## [Instruction]
Report every line below that holds the word "мастикой".

## [Exercise material]

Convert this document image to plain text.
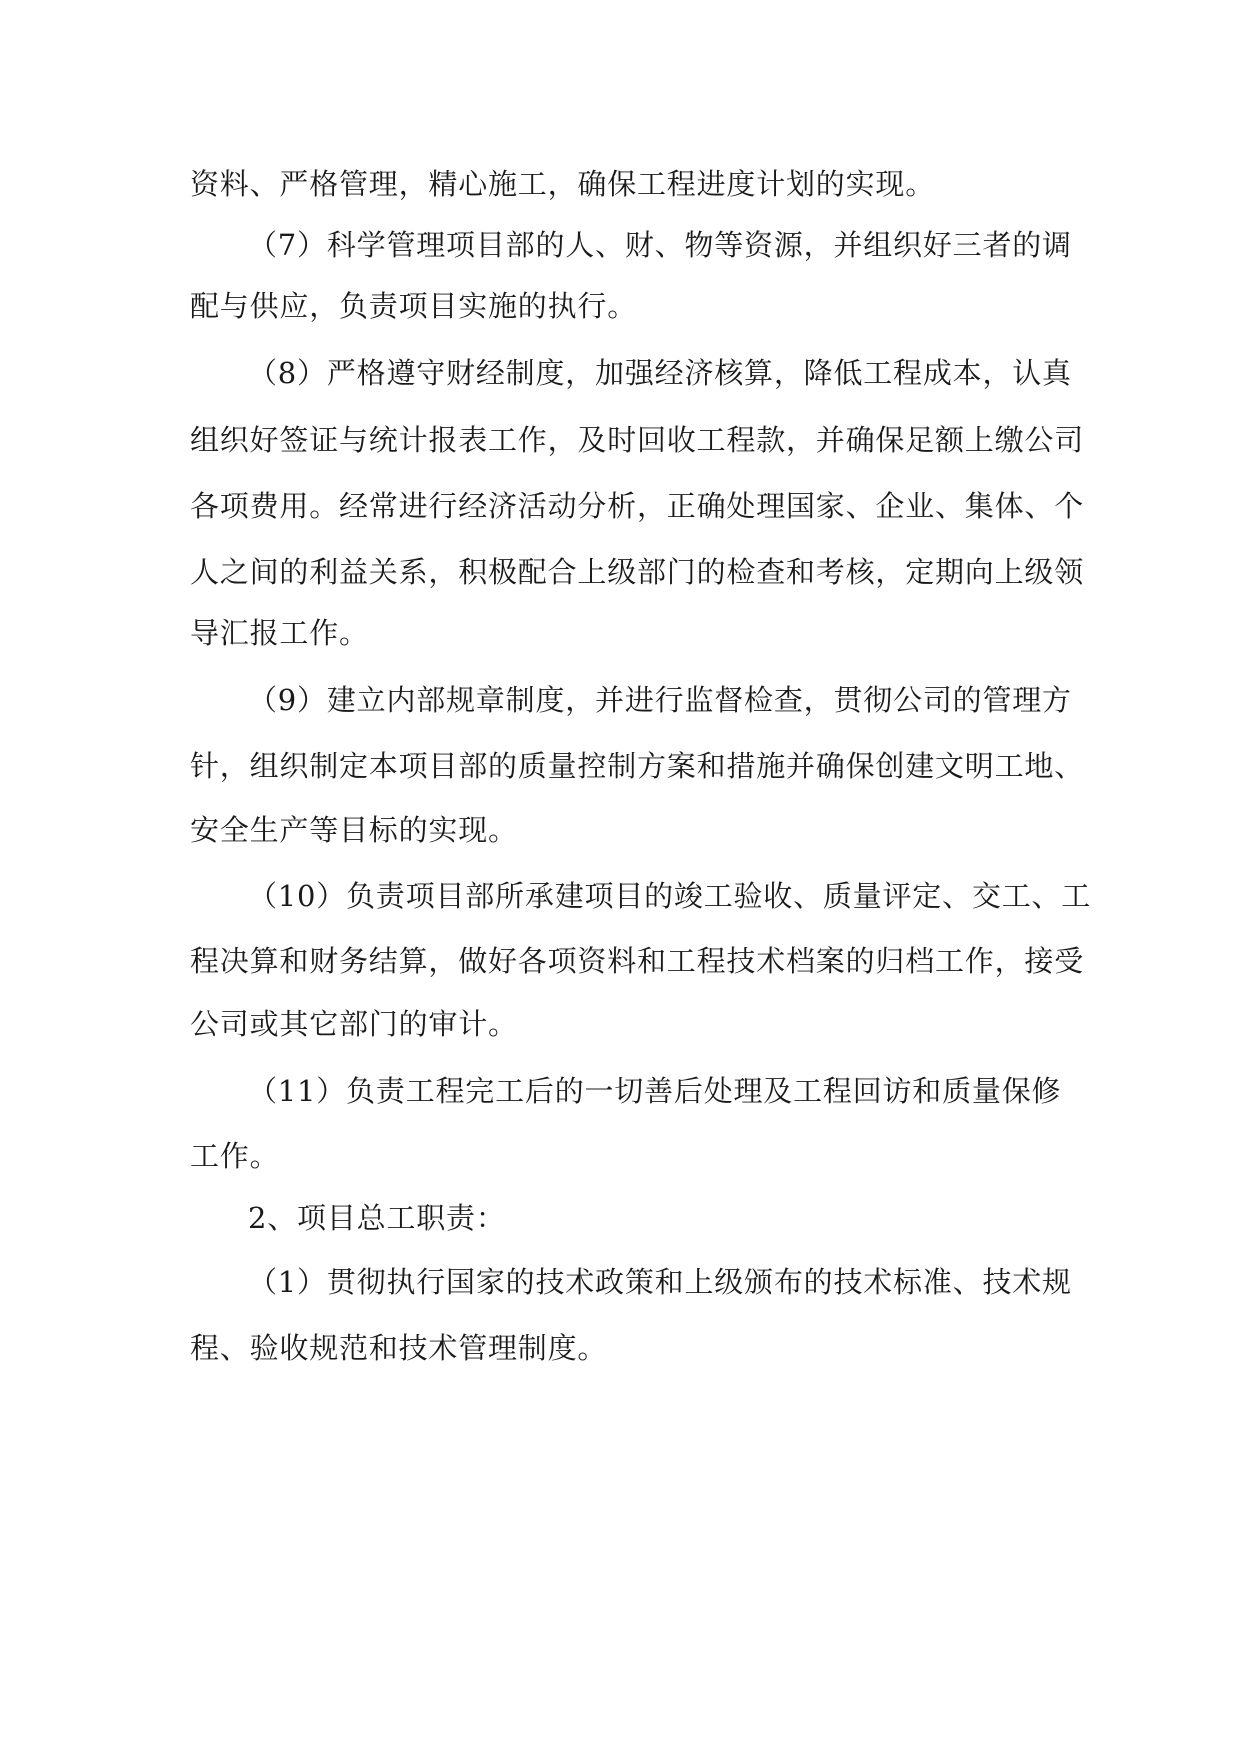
资料、严格管理，精心施工，确保工程进度计划的实现。
（7）科学管理项目部的人、财、物等资源，并组织好三者的调
配与供应，负责项目实施的执行。
（8）严格遵守财经制度，加强经济核算，降低工程成本，认真
组织好签证与统计报表工作，及时回收工程款，并确保足额上缴公司
各项费用。经常进行经济活动分析，正确处理国家、企业、集体、个
人之间的利益关系，积极配合上级部门的检查和考核，定期向上级领
导汇报工作。
（9）建立内部规章制度，并进行监督检查，贯彻公司的管理方
针，组织制定本项目部的质量控制方案和措施并确保创建文明工地、
安全生产等目标的实现。
（10）负责项目部所承建项目的竣工验收、质量评定、交工、工
程决算和财务结算，做好各项资料和工程技术档案的归档工作，接受
公司或其它部门的审计。
（11）负责工程完工后的一切善后处理及工程回访和质量保修
工作。
2、项目总工职责：
（1）贯彻执行国家的技术政策和上级颁布的技术标准、技术规
程、验收规范和技术管理制度。
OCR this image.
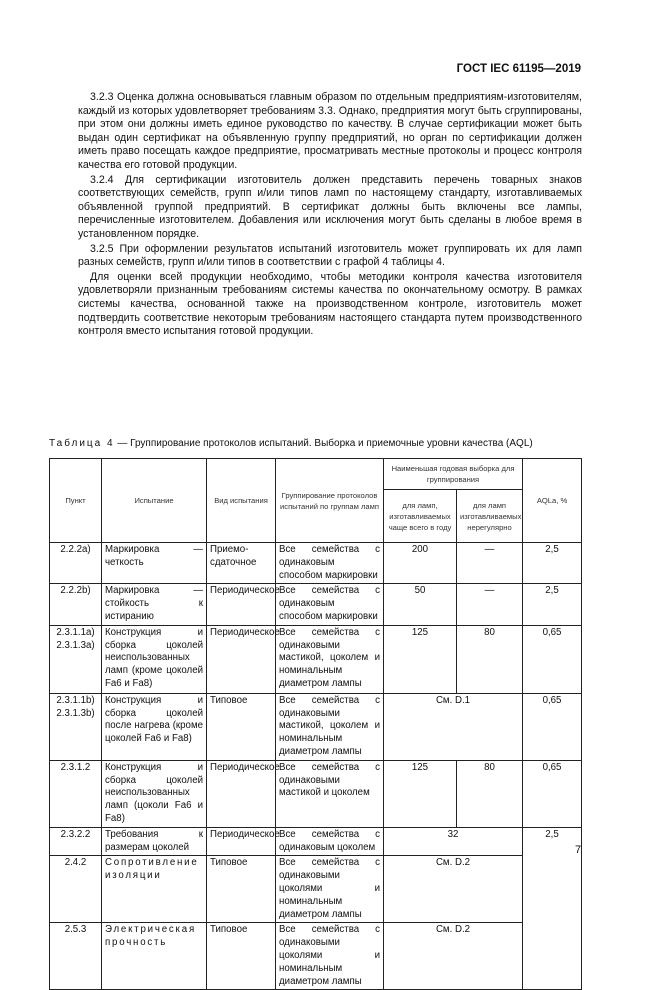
ГОСТ IEC 61195—2019

3.2.3 Оценка должна основываться главным образом по отдельным предприятиям-изготовителям, каждый из которых удовлетворяет требованиям 3.3. Однако, предприятия могут быть сгруппированы, при этом они должны иметь единое руководство по качеству. В случае сертификации может быть выдан один сертификат на объявленную группу предприятий, но орган по сертификации должен иметь право посещать каждое предприятие, просматривать местные протоколы и процесс контроля качества его готовой продукции.

3.2.4 Для сертификации изготовитель должен представить перечень товарных знаков соответствующих семейств, групп и/или типов ламп по настоящему стандарту, изготавливаемых объявленной группой предприятий. В сертификат должны быть включены все лампы, перечисленные изготовителем. Добавления или исключения могут быть сделаны в любое время в установленном порядке.

3.2.5 При оформлении результатов испытаний изготовитель может группировать их для ламп разных семейств, групп и/или типов в соответствии с графой 4 таблицы 4.

Для оценки всей продукции необходимо, чтобы методики контроля качества изготовителя удовлетворяли признанным требованиям системы качества по окончательному осмотру. В рамках системы качества, основанной также на производственном контроле, изготовитель может подтвердить соответствие некоторым требованиям настоящего стандарта путем производственного контроля вместо испытания готовой продукции.

Таблица 4 — Группирование протоколов испытаний. Выборка и приемочные уровни качества (AQL)
Пункт	Испытание	Вид испытания	Группирование протоколов испытаний по группам ламп	Наименьшая годовая выборка для группирования		AQLa, %
				для ламп, изготавливаемых чаще всего в году	для ламп изготавливаемых нерегулярно	
2.2.2a)	Маркировка — четкость	Приемо-сдаточное	Все семейства с одинаковым способом маркировки	200	—	2,5
2.2.2b)	Маркировка — стойкость к истиранию	Периодическое	Все семейства с одинаковым способом маркировки	50	—	2,5
2.3.1.1a) 2.3.1.3a)	Конструкция и сборка цоколей неиспользованных ламп (кроме цоколей Fa6 и Fa8)	Периодическое	Все семейства с одинаковыми мастикой, цоколем и номинальным диаметром лампы	125	80	0,65
2.3.1.1b) 2.3.1.3b)	Конструкция и сборка цоколей после нагрева (кроме цоколей Fa6 и Fa8)	Типовое	Все семейства с одинаковыми мастикой, цоколем и номинальным диаметром лампы	См. D.1		0,65
2.3.1.2	Конструкция и сборка цоколей неиспользованных ламп (цоколи Fa6 и Fa8)	Периодическое	Все семейства с одинаковыми мастикой и цоколем	125	80	0,65
2.3.2.2	Требования к размерам цоколей	Периодическое	Все семейства с одинаковым цоколем	32		2,5
2.4.2	Сопротивление изоляции	Типовое	Все семейства с одинаковыми цоколями и номинальным диаметром лампы	См. D.2		
2.5.3	Электрическая прочность	Типовое	Все семейства с одинаковыми цоколями и номинальным диаметром лампы	См. D.2		
7
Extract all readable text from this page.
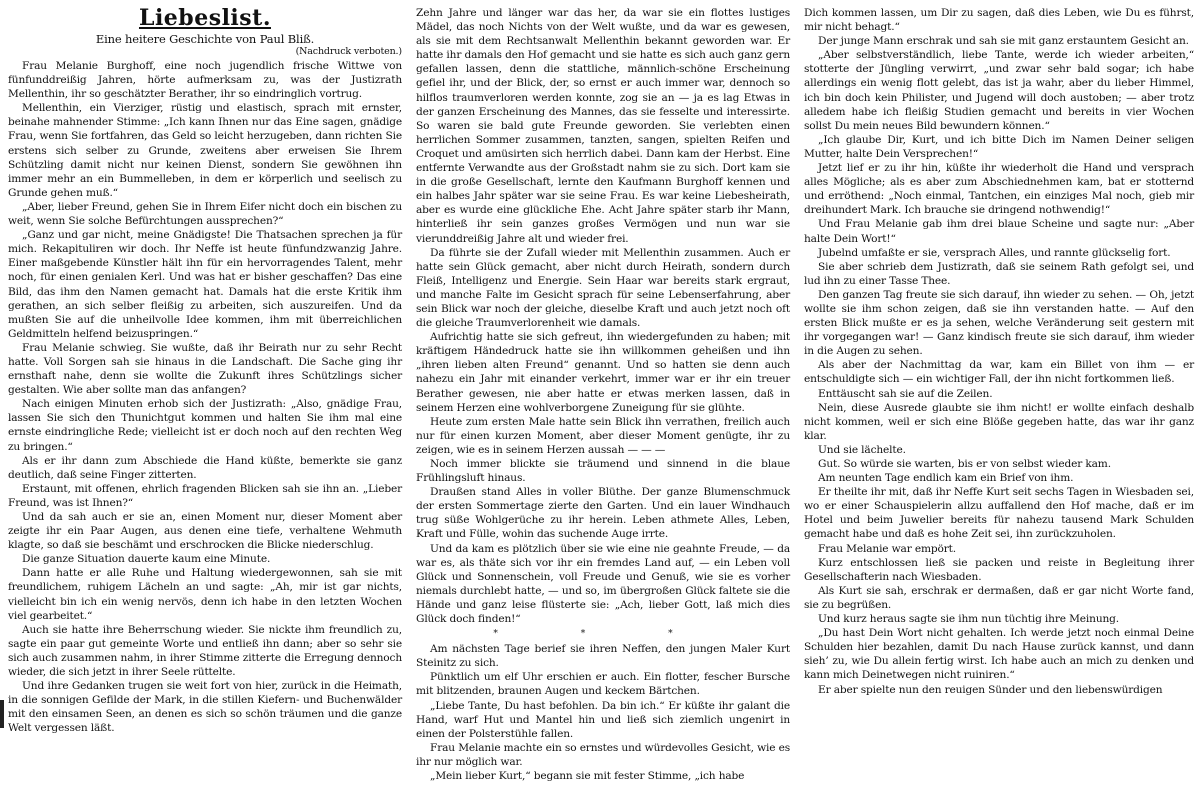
Liebeslist.
Eine heitere Geschichte von Paul Bliß.
(Nachdruck verboten.)

Frau Melanie Burghoff, eine noch jugendlich frische Wittwe von fünfunddreißig Jahren, hörte aufmerksam zu, was der Justizrath Mellenthin, ihr so geschätzter Berather, ihr so eindringlich vortrug.

Mellenthin, ein Vierziger, rüstig und elastisch, sprach mit ernster, beinahe mahnender Stimme: „Ich kann Ihnen nur das Eine sagen, gnädige Frau, wenn Sie fortfahren, das Geld so leicht herzugeben, dann richten Sie erstens sich selber zu Grunde, zweitens aber erweisen Sie Ihrem Schützling damit nicht nur keinen Dienst, sondern Sie gewöhnen ihn immer mehr an ein Bummelleben, in dem er körperlich und seelisch zu Grunde gehen muß.“

„Aber, lieber Freund, gehen Sie in Ihrem Eifer nicht doch ein bischen zu weit, wenn Sie solche Befürchtungen aussprechen?“

„Ganz und gar nicht, meine Gnädigste! Die Thatsachen sprechen ja für mich. Rekapituliren wir doch. Ihr Neffe ist heute fünfundzwanzig Jahre. Einer maßgebende Künstler hält ihn für ein hervorragendes Talent, mehr noch, für einen genialen Kerl. Und was hat er bisher geschaffen? Das eine Bild, das ihm den Namen gemacht hat. Damals hat die erste Kritik ihm gerathen, an sich selber fleißig zu arbeiten, sich auszureifen. Und da mußten Sie auf die unheilvolle Idee kommen, ihm mit überreichlichen Geldmitteln helfend beizuspringen.“

Frau Melanie schwieg. Sie wußte, daß ihr Beirath nur zu sehr Recht hatte. Voll Sorgen sah sie hinaus in die Landschaft. Die Sache ging ihr ernsthaft nahe, denn sie wollte die Zukunft ihres Schützlings sicher gestalten. Wie aber sollte man das anfangen?

Nach einigen Minuten erhob sich der Justizrath: „Also, gnädige Frau, lassen Sie sich den Thunichtgut kommen und halten Sie ihm mal eine ernste eindringliche Rede; vielleicht ist er doch noch auf den rechten Weg zu bringen.“

Als er ihr dann zum Abschiede die Hand küßte, bemerkte sie ganz deutlich, daß seine Finger zitterten.

Erstaunt, mit offenen, ehrlich fragenden Blicken sah sie ihn an. „Lieber Freund, was ist Ihnen?“

Und da sah auch er sie an, einen Moment nur, dieser Moment aber zeigte ihr ein Paar Augen, aus denen eine tiefe, verhaltene Wehmuth klagte, so daß sie beschämt und erschrocken die Blicke niederschlug.

Die ganze Situation dauerte kaum eine Minute.

Dann hatte er alle Ruhe und Haltung wiedergewonnen, sah sie mit freundlichem, ruhigem Lächeln an und sagte: „Ah, mir ist gar nichts, vielleicht bin ich ein wenig nervös, denn ich habe in den letzten Wochen viel gearbeitet.“

Auch sie hatte ihre Beherrschung wieder. Sie nickte ihm freundlich zu, sagte ein paar gut gemeinte Worte und entließ ihn dann; aber so sehr sie sich auch zusammen nahm, in ihrer Stimme zitterte die Erregung dennoch wieder, die sich jetzt in ihrer Seele rüttelte.

Und ihre Gedanken trugen sie weit fort von hier, zurück in die Heimath, in die sonnigen Gefilde der Mark, in die stillen Kiefern- und Buchenwälder mit den einsamen Seen, an denen es sich so schön träumen und die ganze Welt vergessen läßt.

Zehn Jahre und länger war das her, da war sie ein flottes lustiges Mädel, das noch Nichts von der Welt wußte, und da war es gewesen, als sie mit dem Rechtsanwalt Mellenthin bekannt geworden war. Er hatte ihr damals den Hof gemacht und sie hatte es sich auch ganz gern gefallen lassen, denn die stattliche, männlich-schöne Erscheinung gefiel ihr, und der Blick, der, so ernst er auch immer war, dennoch so hilflos traumverloren werden konnte, zog sie an — ja es lag Etwas in der ganzen Erscheinung des Mannes, das sie fesselte und interessirte. So waren sie bald gute Freunde geworden. Sie verlebten einen herrlichen Sommer zusammen, tanzten, sangen, spielten Reifen und Croquet und amüsirten sich herrlich dabei. Dann kam der Herbst. Eine entfernte Verwandte aus der Großstadt nahm sie zu sich. Dort kam sie in die große Gesellschaft, lernte den Kaufmann Burghoff kennen und ein halbes Jahr später war sie seine Frau. Es war keine Liebesheirath, aber es wurde eine glückliche Ehe. Acht Jahre später starb ihr Mann, hinterließ ihr sein ganzes großes Vermögen und nun war sie vierunddreißig Jahre alt und wieder frei.

Da führte sie der Zufall wieder mit Mellenthin zusammen. Auch er hatte sein Glück gemacht, aber nicht durch Heirath, sondern durch Fleiß, Intelligenz und Energie. Sein Haar war bereits stark ergraut, und manche Falte im Gesicht sprach für seine Lebenserfahrung, aber sein Blick war noch der gleiche, dieselbe Kraft und auch jetzt noch oft die gleiche Traumverlorenheit wie damals.

Aufrichtig hatte sie sich gefreut, ihn wiedergefunden zu haben; mit kräftigem Händedruck hatte sie ihn willkommen geheißen und ihn „ihren lieben alten Freund“ genannt. Und so hatten sie denn auch nahezu ein Jahr mit einander verkehrt, immer war er ihr ein treuer Berather gewesen, nie aber hatte er etwas merken lassen, daß in seinem Herzen eine wohlverborgene Zuneigung für sie glühte.

Heute zum ersten Male hatte sein Blick ihn verrathen, freilich auch nur für einen kurzen Moment, aber dieser Moment genügte, ihr zu zeigen, wie es in seinem Herzen aussah — — —

Noch immer blickte sie träumend und sinnend in die blaue Frühlingsluft hinaus.

Draußen stand Alles in voller Blüthe. Der ganze Blumenschmuck der ersten Sommertage zierte den Garten. Und ein lauer Windhauch trug süße Wohlgerüche zu ihr herein. Leben athmete Alles, Leben, Kraft und Fülle, wohin das suchende Auge irrte.

Und da kam es plötzlich über sie wie eine nie geahnte Freude, — da war es, als thäte sich vor ihr ein fremdes Land auf, — ein Leben voll Glück und Sonnenschein, voll Freude und Genuß, wie sie es vorher niemals durchlebt hatte, — und so, im übergroßen Glück faltete sie die Hände und ganz leise flüsterte sie: „Ach, lieber Gott, laß mich dies Glück doch finden!“

* * *

Am nächsten Tage berief sie ihren Neffen, den jungen Maler Kurt Steinitz zu sich.

Pünktlich um elf Uhr erschien er auch. Ein flotter, fescher Bursche mit blitzenden, braunen Augen und keckem Bärtchen.

„Liebe Tante, Du hast befohlen. Da bin ich.“ Er küßte ihr galant die Hand, warf Hut und Mantel hin und ließ sich ziemlich ungenirt in einen der Polsterstühle fallen.

Frau Melanie machte ein so ernstes und würdevolles Gesicht, wie es ihr nur möglich war.

„Mein lieber Kurt,“ begann sie mit fester Stimme, „ich habe

Dich kommen lassen, um Dir zu sagen, daß dies Leben, wie Du es führst, mir nicht behagt.“

Der junge Mann erschrak und sah sie mit ganz erstauntem Gesicht an.

„Aber selbstverständlich, liebe Tante, werde ich wieder arbeiten,“ stotterte der Jüngling verwirrt, „und zwar sehr bald sogar; ich habe allerdings ein wenig flott gelebt, das ist ja wahr, aber du lieber Himmel, ich bin doch kein Philister, und Jugend will doch austoben; — aber trotz alledem habe ich fleißig Studien gemacht und bereits in vier Wochen sollst Du mein neues Bild bewundern können.“

„Ich glaube Dir, Kurt, und ich bitte Dich im Namen Deiner seligen Mutter, halte Dein Versprechen!“

Jetzt lief er zu ihr hin, küßte ihr wiederholt die Hand und versprach alles Mögliche; als es aber zum Abschiednehmen kam, bat er stotternd und erröthend: „Noch einmal, Tantchen, ein einziges Mal noch, gieb mir dreihundert Mark. Ich brauche sie dringend nothwendig!“

Und Frau Melanie gab ihm drei blaue Scheine und sagte nur: „Aber halte Dein Wort!“

Jubelnd umfaßte er sie, versprach Alles, und rannte glückselig fort.

Sie aber schrieb dem Justizrath, daß sie seinem Rath gefolgt sei, und lud ihn zu einer Tasse Thee.

Den ganzen Tag freute sie sich darauf, ihn wieder zu sehen. — Oh, jetzt wollte sie ihm schon zeigen, daß sie ihn verstanden hatte. — Auf den ersten Blick mußte er es ja sehen, welche Veränderung seit gestern mit ihr vorgegangen war! — Ganz kindisch freute sie sich darauf, ihm wieder in die Augen zu sehen.

Als aber der Nachmittag da war, kam ein Billet von ihm — er entschuldigte sich — ein wichtiger Fall, der ihn nicht fortkommen ließ.

Enttäuscht sah sie auf die Zeilen.

Nein, diese Ausrede glaubte sie ihm nicht! er wollte einfach deshalb nicht kommen, weil er sich eine Blöße gegeben hatte, das war ihr ganz klar.

Und sie lächelte.

Gut. So würde sie warten, bis er von selbst wieder kam.

Am neunten Tage endlich kam ein Brief von ihm.

Er theilte ihr mit, daß ihr Neffe Kurt seit sechs Tagen in Wiesbaden sei, wo er einer Schauspielerin allzu auffallend den Hof mache, daß er im Hotel und beim Juwelier bereits für nahezu tausend Mark Schulden gemacht habe und daß es hohe Zeit sei, ihn zurückzuholen.

Frau Melanie war empört.

Kurz entschlossen ließ sie packen und reiste in Begleitung ihrer Gesellschafterin nach Wiesbaden.

Als Kurt sie sah, erschrak er dermaßen, daß er gar nicht Worte fand, sie zu begrüßen.

Und kurz heraus sagte sie ihm nun tüchtig ihre Meinung.

„Du hast Dein Wort nicht gehalten. Ich werde jetzt noch einmal Deine Schulden hier bezahlen, damit Du nach Hause zurück kannst, und dann sieh’ zu, wie Du allein fertig wirst. Ich habe auch an mich zu denken und kann mich Deinetwegen nicht ruiniren.“

Er aber spielte nun den reuigen Sünder und den liebenswürdigen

## [Solution]
2.3.1.1a) 2.3.1.3a)	Конструкция и сборка цоколей неиспользованных ламп (кроме цоколей Fa6 и Fa8)	Периодическое	Все семейства с одинаковыми мастикой, цоколем и номинальным диаметром лампы	125	80	0,65
2.3.1.1b) 2.3.1.3b)	Конструкция и сборка цоколей после нагрева (кроме цоколей Fa6 и Fa8)	Типовое	Все семейства с одинаковыми мастикой, цоколем и номинальным диаметром лампы	См. D.1		0,65
2.3.1.2	Конструкция и сборка цоколей неиспользованных ламп (цоколи Fa6 и Fa8)	Периодическое	Все семейства с одинаковыми мастикой и цоколем	125	80	0,65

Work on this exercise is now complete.